--- TEXT EXTRACT ---
★ ★ ★ ★

The private defence sector steps up but structural gaps persist

After a strong showing in Operation Sindoor, companies now need support for comprehensive research and speedy procurement

10 min read
Updated On: Aug 26 2025 | 7:02 PM IST
India defence Agency

Credit: ADR

Operation Sindoor, launched on May 7 to avenge the Pahalgam terror attack and set a new paradigm of India’s counterterrorism policy, heralded a new era for India’s arms production. Indigenously designed and/or manufactured defence equipment played a direct and visible role in decimating Pakistani targets besides protecting India’s territory from enemy attacks — something that Prime Minister Narendra Modi proudly acknowledged in his monthly radio address, Mann ki Baat, on May 25. Significantly, lethal war equipment supplied by the Indian private companies played a noticeable role, with loitering munitions and other types of drones playing havoc in the adversary’s territory and psyche. This is not a mean accomplishment for the Indian private sector, which, at the beginning of this century, was not even permitted to produce defence items. If the outcome of Operation Sindoor is any indication, Indian private players are poised to play a far greater role in India’s future wars.  
 
The journey of the private sector in the last two and a half decades has, however, been anything but rosy. Its abundant dynamism and innovative capacity were, in the past, sacrificed at the altar of India’s import mindset and the narrow interests of the public-sector defence companies. It is only after 2014 that it has had some breathing space to contribute to India’s arms production. The question is: Can India harness its full protentional to fight and win the next war, which will be more complex and tech-intensive than was the case during Operation Sindoor.

★ ★ ★ ★

--- PROVIDED INFORMATION ---
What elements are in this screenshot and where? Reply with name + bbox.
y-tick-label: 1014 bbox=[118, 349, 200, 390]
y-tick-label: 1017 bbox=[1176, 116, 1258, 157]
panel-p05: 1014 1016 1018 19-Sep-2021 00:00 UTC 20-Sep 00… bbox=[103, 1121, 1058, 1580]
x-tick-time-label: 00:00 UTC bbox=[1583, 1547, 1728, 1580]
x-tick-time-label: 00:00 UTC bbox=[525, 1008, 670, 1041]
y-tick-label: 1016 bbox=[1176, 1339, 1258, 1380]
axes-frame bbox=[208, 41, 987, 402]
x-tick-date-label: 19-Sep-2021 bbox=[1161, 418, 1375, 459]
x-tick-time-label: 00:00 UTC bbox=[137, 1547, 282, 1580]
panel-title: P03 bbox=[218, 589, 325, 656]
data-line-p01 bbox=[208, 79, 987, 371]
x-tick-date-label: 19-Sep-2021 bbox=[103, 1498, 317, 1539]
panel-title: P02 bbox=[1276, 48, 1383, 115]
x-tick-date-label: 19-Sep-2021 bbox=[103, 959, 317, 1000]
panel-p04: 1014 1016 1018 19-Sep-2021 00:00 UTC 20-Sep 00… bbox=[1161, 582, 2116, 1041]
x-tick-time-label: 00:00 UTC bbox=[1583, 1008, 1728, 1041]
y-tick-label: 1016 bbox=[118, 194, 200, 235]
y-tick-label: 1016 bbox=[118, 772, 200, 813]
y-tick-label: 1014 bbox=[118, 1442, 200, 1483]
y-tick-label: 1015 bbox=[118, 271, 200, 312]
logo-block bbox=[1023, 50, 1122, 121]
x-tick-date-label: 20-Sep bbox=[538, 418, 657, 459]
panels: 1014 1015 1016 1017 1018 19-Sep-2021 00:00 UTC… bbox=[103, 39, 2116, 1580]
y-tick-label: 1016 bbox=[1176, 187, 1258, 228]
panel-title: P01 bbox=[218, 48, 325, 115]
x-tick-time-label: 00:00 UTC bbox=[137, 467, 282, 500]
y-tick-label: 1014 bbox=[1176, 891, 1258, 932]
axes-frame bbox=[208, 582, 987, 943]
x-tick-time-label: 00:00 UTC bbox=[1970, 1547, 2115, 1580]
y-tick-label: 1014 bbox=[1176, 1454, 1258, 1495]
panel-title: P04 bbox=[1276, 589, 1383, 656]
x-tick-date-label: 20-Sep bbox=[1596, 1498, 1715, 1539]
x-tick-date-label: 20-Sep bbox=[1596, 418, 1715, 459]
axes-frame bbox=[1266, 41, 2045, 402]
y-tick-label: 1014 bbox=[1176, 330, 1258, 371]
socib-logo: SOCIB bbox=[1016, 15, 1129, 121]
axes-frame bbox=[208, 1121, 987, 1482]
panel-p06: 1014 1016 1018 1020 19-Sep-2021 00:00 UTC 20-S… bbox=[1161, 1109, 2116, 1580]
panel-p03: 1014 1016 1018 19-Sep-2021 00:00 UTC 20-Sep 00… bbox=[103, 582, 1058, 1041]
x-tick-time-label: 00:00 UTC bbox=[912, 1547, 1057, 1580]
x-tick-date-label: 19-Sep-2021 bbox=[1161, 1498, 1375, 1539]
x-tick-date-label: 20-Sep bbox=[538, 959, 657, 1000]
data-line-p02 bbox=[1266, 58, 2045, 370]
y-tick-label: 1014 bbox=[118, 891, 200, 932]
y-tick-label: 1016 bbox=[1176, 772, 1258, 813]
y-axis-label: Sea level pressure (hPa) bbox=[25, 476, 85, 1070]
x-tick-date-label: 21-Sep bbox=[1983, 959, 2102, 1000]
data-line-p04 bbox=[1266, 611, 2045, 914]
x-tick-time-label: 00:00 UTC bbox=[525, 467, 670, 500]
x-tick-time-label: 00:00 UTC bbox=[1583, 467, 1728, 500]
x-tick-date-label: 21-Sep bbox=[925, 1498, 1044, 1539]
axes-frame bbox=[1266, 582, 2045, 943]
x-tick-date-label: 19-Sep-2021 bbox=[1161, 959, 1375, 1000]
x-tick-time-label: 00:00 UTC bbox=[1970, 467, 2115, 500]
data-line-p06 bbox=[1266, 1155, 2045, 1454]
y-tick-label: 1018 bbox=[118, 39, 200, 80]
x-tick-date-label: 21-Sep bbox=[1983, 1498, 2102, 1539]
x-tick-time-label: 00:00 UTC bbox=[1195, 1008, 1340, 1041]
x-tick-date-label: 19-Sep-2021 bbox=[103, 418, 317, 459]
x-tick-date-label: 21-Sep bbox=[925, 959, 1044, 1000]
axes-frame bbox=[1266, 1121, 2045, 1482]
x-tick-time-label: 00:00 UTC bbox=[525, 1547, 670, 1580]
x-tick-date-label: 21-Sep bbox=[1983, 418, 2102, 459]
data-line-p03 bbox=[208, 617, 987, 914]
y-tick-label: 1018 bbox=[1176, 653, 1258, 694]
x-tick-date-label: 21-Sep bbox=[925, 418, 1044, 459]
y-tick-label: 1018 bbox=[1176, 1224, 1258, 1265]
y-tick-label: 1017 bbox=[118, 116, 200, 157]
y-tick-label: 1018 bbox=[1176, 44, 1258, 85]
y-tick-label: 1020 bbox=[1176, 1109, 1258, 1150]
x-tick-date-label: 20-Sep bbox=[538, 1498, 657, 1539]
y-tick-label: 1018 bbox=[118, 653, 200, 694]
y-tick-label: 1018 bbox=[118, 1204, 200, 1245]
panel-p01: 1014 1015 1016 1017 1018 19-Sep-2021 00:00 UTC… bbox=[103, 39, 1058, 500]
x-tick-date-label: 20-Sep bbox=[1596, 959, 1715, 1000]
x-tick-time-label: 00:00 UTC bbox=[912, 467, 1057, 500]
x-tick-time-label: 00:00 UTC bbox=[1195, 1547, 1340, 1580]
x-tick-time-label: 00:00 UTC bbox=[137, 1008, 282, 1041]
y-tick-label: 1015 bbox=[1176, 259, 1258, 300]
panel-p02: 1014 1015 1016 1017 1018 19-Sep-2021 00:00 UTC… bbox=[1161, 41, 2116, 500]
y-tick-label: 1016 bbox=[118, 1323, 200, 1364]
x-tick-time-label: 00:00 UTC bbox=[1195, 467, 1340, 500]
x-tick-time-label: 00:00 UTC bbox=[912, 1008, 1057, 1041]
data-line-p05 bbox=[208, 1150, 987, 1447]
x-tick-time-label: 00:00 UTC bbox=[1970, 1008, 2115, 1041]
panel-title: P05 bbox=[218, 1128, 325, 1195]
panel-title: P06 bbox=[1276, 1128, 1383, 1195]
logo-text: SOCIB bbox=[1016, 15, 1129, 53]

★ ★ ★ ★

--- INSTRUCTIONS ---
1 – According to the article about India's private defense sector, on what date was Operation Sindoor launched?
2 – Reproduce the passage of the article about India's private defense sector starting at "The journey of" and ending at "during Operation Sindoor.".
Rely on the article about India's private defense sector alone.

--- OUTPUTS IN ORDER ---
1 – May 7

2 –
The journey of the private sector in the last two and a half decades has, however, been anything but rosy. Its abundant dynamism and innovative capacity were, in the past, sacrificed at the altar of India’s import mindset and the narrow interests of the public-sector defence companies. It is only after 2014 that it has had some breathing space to contribute to India’s arms production. The question is: Can India harness its full protentional to fight and win the next war, which will be more complex and tech-intensive than was the case during Operation Sindoor.